A block of data:
----
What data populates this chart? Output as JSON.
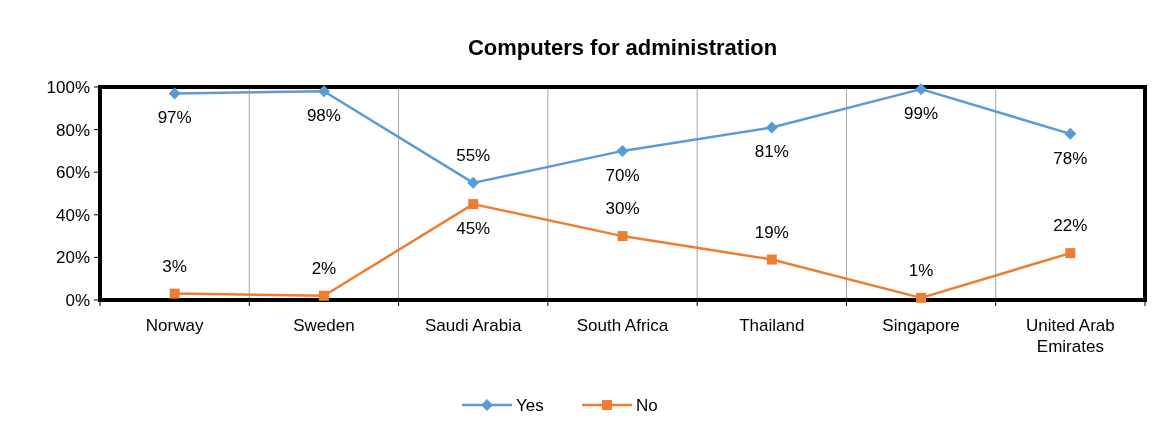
{
  "chart_data": {
    "type": "line",
    "title": "Computers for administration",
    "categories": [
      "Norway",
      "Sweden",
      "Saudi Arabia",
      "South Africa",
      "Thailand",
      "Singapore",
      "United Arab Emirates"
    ],
    "series": [
      {
        "name": "Yes",
        "color": "#5b9bd5",
        "marker": "diamond",
        "values": [
          97,
          98,
          55,
          70,
          81,
          99,
          78
        ]
      },
      {
        "name": "No",
        "color": "#ed7d31",
        "marker": "square",
        "values": [
          3,
          2,
          45,
          30,
          19,
          1,
          22
        ]
      }
    ],
    "ylim": [
      0,
      100
    ],
    "yticks": [
      {
        "value": 0,
        "label": "0%"
      },
      {
        "value": 20,
        "label": "20%"
      },
      {
        "value": 40,
        "label": "40%"
      },
      {
        "value": 60,
        "label": "60%"
      },
      {
        "value": 80,
        "label": "80%"
      },
      {
        "value": 100,
        "label": "100%"
      }
    ],
    "value_labels": [
      [
        "97%",
        "98%",
        "55%",
        "70%",
        "81%",
        "99%",
        "78%"
      ],
      [
        "3%",
        "2%",
        "45%",
        "30%",
        "19%",
        "1%",
        "22%"
      ]
    ],
    "grid": "x",
    "legend": "bottom"
  }
}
----
WRITTEN INSTRUCTION =>
Exactly as written, return every line of the listing, but not the pictures.

EXERCISE ANSWER =>
What data populates this chart? Output as JSON.
{
  "chart_data": {
    "type": "line",
    "title": "Computers for administration",
    "categories": [
      "Norway",
      "Sweden",
      "Saudi Arabia",
      "South Africa",
      "Thailand",
      "Singapore",
      "United Arab Emirates"
    ],
    "series": [
      {
        "name": "Yes",
        "color": "#5b9bd5",
        "marker": "diamond",
        "values": [
          97,
          98,
          55,
          70,
          81,
          99,
          78
        ]
      },
      {
        "name": "No",
        "color": "#ed7d31",
        "marker": "square",
        "values": [
          3,
          2,
          45,
          30,
          19,
          1,
          22
        ]
      }
    ],
    "ylim": [
      0,
      100
    ],
    "yticks": [
      {
        "value": 0,
        "label": "0%"
      },
      {
        "value": 20,
        "label": "20%"
      },
      {
        "value": 40,
        "label": "40%"
      },
      {
        "value": 60,
        "label": "60%"
      },
      {
        "value": 80,
        "label": "80%"
      },
      {
        "value": 100,
        "label": "100%"
      }
    ],
    "value_labels": [
      [
        "97%",
        "98%",
        "55%",
        "70%",
        "81%",
        "99%",
        "78%"
      ],
      [
        "3%",
        "2%",
        "45%",
        "30%",
        "19%",
        "1%",
        "22%"
      ]
    ],
    "grid": "x",
    "legend": "bottom"
  }
}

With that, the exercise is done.